* _INPUT DATA_
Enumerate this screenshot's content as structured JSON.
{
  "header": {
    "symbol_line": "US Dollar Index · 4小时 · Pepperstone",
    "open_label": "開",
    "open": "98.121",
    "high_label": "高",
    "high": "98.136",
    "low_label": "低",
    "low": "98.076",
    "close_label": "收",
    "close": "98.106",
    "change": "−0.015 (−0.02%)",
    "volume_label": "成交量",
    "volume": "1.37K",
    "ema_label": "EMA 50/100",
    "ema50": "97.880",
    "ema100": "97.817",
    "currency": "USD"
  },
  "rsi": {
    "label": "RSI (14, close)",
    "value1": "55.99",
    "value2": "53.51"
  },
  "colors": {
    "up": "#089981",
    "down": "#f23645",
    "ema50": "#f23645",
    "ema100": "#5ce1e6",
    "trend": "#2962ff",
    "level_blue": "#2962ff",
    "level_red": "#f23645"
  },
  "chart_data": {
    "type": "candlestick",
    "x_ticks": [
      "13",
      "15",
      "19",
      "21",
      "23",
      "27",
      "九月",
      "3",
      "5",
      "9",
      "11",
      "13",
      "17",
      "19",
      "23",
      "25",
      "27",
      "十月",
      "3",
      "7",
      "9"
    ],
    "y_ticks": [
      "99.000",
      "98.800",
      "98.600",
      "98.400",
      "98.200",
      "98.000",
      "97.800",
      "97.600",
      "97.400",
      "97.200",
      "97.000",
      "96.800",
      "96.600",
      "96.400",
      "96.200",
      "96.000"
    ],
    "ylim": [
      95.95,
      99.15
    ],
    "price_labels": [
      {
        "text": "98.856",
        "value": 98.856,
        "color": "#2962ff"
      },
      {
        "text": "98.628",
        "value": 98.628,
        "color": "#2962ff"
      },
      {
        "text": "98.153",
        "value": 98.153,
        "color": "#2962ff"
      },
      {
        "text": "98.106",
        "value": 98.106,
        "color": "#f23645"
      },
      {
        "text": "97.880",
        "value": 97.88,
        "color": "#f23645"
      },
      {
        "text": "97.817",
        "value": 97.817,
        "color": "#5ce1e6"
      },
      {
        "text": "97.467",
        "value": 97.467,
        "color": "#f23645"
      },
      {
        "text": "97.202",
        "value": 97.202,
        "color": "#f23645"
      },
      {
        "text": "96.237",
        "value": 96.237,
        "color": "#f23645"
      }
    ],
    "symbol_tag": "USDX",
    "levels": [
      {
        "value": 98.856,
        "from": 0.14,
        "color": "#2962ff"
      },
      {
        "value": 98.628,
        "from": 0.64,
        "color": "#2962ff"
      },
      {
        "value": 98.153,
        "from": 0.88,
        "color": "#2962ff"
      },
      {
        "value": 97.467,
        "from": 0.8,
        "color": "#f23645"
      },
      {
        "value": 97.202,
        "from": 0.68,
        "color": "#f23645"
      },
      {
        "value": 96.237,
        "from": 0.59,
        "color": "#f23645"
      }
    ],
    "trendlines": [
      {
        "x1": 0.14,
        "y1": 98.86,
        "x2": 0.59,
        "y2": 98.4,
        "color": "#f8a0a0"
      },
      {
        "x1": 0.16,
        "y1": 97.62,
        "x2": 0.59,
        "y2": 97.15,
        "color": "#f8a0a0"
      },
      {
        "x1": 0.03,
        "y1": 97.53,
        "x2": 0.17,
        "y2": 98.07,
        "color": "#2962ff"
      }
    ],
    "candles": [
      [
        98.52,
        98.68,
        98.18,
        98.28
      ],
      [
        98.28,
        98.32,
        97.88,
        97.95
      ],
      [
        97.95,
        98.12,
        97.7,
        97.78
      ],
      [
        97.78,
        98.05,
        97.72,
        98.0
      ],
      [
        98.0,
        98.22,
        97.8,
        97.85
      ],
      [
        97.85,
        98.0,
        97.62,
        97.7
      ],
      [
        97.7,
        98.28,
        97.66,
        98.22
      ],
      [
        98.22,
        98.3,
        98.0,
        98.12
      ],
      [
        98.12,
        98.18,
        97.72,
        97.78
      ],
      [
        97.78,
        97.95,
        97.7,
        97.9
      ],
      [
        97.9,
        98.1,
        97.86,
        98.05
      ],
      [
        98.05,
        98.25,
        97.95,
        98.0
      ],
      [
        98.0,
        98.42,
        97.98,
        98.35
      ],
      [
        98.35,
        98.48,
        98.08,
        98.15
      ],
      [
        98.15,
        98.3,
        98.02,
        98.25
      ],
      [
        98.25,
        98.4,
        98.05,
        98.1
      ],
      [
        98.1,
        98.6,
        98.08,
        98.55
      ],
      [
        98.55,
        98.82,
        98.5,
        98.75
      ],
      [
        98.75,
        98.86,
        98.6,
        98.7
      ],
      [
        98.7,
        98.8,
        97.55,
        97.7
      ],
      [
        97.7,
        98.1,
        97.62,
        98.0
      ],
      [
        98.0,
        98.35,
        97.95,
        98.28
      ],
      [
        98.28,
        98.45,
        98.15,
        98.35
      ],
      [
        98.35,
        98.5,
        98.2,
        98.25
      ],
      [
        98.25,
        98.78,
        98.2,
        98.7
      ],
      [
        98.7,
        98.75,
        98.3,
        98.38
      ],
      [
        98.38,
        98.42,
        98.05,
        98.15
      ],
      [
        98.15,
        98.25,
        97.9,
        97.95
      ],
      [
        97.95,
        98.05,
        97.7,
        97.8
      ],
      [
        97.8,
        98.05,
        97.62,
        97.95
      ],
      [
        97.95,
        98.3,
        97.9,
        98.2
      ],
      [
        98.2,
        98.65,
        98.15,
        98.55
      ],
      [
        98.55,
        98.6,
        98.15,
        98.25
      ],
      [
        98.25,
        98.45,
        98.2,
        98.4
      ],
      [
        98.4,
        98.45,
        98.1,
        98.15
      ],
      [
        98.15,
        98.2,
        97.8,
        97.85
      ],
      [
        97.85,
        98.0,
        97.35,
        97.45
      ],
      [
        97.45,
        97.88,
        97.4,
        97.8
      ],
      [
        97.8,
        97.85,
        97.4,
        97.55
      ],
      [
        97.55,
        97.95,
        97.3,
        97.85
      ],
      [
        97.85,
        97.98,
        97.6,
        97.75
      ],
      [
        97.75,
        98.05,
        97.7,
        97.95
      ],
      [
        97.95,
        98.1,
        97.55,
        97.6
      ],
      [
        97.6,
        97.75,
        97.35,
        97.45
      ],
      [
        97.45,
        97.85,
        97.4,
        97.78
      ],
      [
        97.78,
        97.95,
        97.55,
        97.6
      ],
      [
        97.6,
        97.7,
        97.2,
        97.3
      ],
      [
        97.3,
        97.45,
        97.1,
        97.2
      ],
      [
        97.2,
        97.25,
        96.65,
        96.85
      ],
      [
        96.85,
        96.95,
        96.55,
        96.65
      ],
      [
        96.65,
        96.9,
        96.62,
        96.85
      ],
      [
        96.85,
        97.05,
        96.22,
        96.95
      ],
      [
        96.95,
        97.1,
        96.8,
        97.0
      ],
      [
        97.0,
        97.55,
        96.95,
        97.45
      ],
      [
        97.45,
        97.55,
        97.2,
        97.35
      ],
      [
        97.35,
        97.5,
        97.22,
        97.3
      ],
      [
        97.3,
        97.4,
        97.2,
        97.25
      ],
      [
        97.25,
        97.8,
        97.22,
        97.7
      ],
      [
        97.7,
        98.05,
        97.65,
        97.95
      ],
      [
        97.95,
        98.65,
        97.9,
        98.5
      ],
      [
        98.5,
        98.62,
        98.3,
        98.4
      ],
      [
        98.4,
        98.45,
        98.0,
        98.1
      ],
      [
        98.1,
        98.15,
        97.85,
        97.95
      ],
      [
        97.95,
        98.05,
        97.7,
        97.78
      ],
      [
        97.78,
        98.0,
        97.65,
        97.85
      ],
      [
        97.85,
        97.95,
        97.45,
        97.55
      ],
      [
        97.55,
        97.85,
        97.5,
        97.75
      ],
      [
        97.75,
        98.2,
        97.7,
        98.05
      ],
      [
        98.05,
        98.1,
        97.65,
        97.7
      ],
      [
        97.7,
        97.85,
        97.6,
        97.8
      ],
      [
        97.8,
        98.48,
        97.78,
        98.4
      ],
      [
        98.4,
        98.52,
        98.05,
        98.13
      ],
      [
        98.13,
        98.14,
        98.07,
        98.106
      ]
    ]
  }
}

* _AIM_
Go through the records. Copy each line where "text" appears.

* _RESULT OF THIS EXERCISE_
        "text": "98.856",
        "text": "98.628",
        "text": "98.153",
        "text": "98.106",
        "text": "97.880",
        "text": "97.817",
        "text": "97.467",
        "text": "97.202",
        "text": "96.237",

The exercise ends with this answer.